Stored items from a collection:
— BEGIN —
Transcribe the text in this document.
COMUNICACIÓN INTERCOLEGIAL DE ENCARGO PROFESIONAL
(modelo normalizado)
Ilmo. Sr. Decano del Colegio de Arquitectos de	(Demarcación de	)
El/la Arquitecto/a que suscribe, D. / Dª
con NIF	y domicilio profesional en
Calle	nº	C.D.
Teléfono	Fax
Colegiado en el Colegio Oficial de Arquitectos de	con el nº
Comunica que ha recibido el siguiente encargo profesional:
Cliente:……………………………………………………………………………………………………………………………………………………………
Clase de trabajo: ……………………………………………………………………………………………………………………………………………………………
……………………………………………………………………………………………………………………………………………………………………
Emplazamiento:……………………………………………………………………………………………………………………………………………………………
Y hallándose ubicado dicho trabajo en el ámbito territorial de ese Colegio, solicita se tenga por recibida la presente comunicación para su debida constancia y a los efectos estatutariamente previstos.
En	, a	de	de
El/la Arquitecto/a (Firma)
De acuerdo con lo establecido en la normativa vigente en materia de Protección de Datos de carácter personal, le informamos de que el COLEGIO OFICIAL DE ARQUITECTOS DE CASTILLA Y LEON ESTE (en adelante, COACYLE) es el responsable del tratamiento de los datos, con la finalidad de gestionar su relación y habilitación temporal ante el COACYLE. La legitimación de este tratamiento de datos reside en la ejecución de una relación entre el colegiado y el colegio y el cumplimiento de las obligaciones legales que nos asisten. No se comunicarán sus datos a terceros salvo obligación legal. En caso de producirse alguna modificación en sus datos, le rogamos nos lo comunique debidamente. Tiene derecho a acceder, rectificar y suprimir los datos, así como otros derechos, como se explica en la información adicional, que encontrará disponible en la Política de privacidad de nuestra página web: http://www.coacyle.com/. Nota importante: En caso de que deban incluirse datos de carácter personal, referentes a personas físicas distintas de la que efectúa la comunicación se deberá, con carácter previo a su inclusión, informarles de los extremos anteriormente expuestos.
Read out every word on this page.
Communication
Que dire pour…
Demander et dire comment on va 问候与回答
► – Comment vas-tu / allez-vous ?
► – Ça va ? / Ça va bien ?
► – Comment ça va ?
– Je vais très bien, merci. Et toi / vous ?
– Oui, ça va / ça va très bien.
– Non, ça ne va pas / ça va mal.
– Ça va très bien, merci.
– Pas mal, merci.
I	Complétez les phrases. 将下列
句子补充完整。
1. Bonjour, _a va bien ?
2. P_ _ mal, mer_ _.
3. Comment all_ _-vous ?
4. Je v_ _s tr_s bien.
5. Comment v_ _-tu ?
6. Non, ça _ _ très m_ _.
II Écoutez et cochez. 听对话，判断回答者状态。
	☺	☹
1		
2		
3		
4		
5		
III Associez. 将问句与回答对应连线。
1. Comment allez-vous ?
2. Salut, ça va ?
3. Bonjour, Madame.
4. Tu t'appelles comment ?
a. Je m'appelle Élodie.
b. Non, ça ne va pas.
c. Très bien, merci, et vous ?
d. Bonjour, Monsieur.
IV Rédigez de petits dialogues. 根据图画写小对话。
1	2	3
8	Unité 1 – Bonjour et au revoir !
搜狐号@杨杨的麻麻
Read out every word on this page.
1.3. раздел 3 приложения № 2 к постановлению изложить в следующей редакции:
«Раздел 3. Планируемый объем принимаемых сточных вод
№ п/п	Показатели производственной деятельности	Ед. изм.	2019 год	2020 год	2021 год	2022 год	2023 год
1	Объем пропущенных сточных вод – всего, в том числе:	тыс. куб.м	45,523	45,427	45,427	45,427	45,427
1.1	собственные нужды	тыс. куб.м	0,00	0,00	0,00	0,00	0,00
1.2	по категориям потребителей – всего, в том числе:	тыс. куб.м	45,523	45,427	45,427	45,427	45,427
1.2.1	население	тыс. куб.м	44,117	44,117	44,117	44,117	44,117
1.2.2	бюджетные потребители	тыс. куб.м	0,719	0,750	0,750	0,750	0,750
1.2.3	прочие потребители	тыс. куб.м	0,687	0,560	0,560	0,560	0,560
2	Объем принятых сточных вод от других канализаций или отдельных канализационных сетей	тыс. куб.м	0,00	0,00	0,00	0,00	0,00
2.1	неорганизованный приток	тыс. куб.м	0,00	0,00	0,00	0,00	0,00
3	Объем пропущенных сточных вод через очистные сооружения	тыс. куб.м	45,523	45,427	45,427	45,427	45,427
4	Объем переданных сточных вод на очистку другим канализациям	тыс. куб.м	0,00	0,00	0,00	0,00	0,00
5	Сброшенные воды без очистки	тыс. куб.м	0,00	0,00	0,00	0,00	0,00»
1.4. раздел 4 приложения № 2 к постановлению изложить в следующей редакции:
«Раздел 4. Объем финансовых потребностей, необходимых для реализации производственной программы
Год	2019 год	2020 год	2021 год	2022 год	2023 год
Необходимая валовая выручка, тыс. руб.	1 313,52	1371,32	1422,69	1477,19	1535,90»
— END —
» WRITTEN EXERCISE: In this exercise, repeat all entries exactly.

» SOLUTION:
Transcribe the text in this document.
COMUNICACIÓN INTERCOLEGIAL DE ENCARGO PROFESIONAL
(modelo normalizado)
Ilmo. Sr. Decano del Colegio de Arquitectos de	(Demarcación de	)
El/la Arquitecto/a que suscribe, D. / Dª
con NIF	y domicilio profesional en
Calle	nº	C.D.
Teléfono	Fax
Colegiado en el Colegio Oficial de Arquitectos de	con el nº
Comunica que ha recibido el siguiente encargo profesional:
Cliente:……………………………………………………………………………………………………………………………………………………………
Clase de trabajo: ……………………………………………………………………………………………………………………………………………………………
……………………………………………………………………………………………………………………………………………………………………
Emplazamiento:……………………………………………………………………………………………………………………………………………………………
Y hallándose ubicado dicho trabajo en el ámbito territorial de ese Colegio, solicita se tenga por recibida la presente comunicación para su debida constancia y a los efectos estatutariamente previstos.
En	, a	de	de
El/la Arquitecto/a (Firma)
De acuerdo con lo establecido en la normativa vigente en materia de Protección de Datos de carácter personal, le informamos de que el COLEGIO OFICIAL DE ARQUITECTOS DE CASTILLA Y LEON ESTE (en adelante, COACYLE) es el responsable del tratamiento de los datos, con la finalidad de gestionar su relación y habilitación temporal ante el COACYLE. La legitimación de este tratamiento de datos reside en la ejecución de una relación entre el colegiado y el colegio y el cumplimiento de las obligaciones legales que nos asisten. No se comunicarán sus datos a terceros salvo obligación legal. En caso de producirse alguna modificación en sus datos, le rogamos nos lo comunique debidamente. Tiene derecho a acceder, rectificar y suprimir los datos, así como otros derechos, como se explica en la información adicional, que encontrará disponible en la Política de privacidad de nuestra página web: http://www.coacyle.com/. Nota importante: En caso de que deban incluirse datos de carácter personal, referentes a personas físicas distintas de la que efectúa la comunicación se deberá, con carácter previo a su inclusión, informarles de los extremos anteriormente expuestos.
Read out every word on this page.
Communication
Que dire pour…
Demander et dire comment on va 问候与回答
► – Comment vas-tu / allez-vous ?
► – Ça va ? / Ça va bien ?
► – Comment ça va ?
– Je vais très bien, merci. Et toi / vous ?
– Oui, ça va / ça va très bien.
– Non, ça ne va pas / ça va mal.
– Ça va très bien, merci.
– Pas mal, merci.
I	Complétez les phrases. 将下列
句子补充完整。
1. Bonjour, _a va bien ?
2. P_ _ mal, mer_ _.
3. Comment all_ _-vous ?
4. Je v_ _s tr_s bien.
5. Comment v_ _-tu ?
6. Non, ça _ _ très m_ _.
II Écoutez et cochez. 听对话，判断回答者状态。
	☺	☹
1		
2		
3		
4		
5		
III Associez. 将问句与回答对应连线。
1. Comment allez-vous ?
2. Salut, ça va ?
3. Bonjour, Madame.
4. Tu t'appelles comment ?
a. Je m'appelle Élodie.
b. Non, ça ne va pas.
c. Très bien, merci, et vous ?
d. Bonjour, Monsieur.
IV Rédigez de petits dialogues. 根据图画写小对话。
1	2	3
8	Unité 1 – Bonjour et au revoir !
搜狐号@杨杨的麻麻
Read out every word on this page.
1.3. раздел 3 приложения № 2 к постановлению изложить в следующей редакции:
«Раздел 3. Планируемый объем принимаемых сточных вод
№ п/п	Показатели производственной деятельности	Ед. изм.	2019 год	2020 год	2021 год	2022 год	2023 год
1	Объем пропущенных сточных вод – всего, в том числе:	тыс. куб.м	45,523	45,427	45,427	45,427	45,427
1.1	собственные нужды	тыс. куб.м	0,00	0,00	0,00	0,00	0,00
1.2	по категориям потребителей – всего, в том числе:	тыс. куб.м	45,523	45,427	45,427	45,427	45,427
1.2.1	население	тыс. куб.м	44,117	44,117	44,117	44,117	44,117
1.2.2	бюджетные потребители	тыс. куб.м	0,719	0,750	0,750	0,750	0,750
1.2.3	прочие потребители	тыс. куб.м	0,687	0,560	0,560	0,560	0,560
2	Объем принятых сточных вод от других канализаций или отдельных канализационных сетей	тыс. куб.м	0,00	0,00	0,00	0,00	0,00
2.1	неорганизованный приток	тыс. куб.м	0,00	0,00	0,00	0,00	0,00
3	Объем пропущенных сточных вод через очистные сооружения	тыс. куб.м	45,523	45,427	45,427	45,427	45,427
4	Объем переданных сточных вод на очистку другим канализациям	тыс. куб.м	0,00	0,00	0,00	0,00	0,00
5	Сброшенные воды без очистки	тыс. куб.м	0,00	0,00	0,00	0,00	0,00»
1.4. раздел 4 приложения № 2 к постановлению изложить в следующей редакции:
«Раздел 4. Объем финансовых потребностей, необходимых для реализации производственной программы
Год	2019 год	2020 год	2021 год	2022 год	2023 год
Необходимая валовая выручка, тыс. руб.	1 313,52	1371,32	1422,69	1477,19	1535,90»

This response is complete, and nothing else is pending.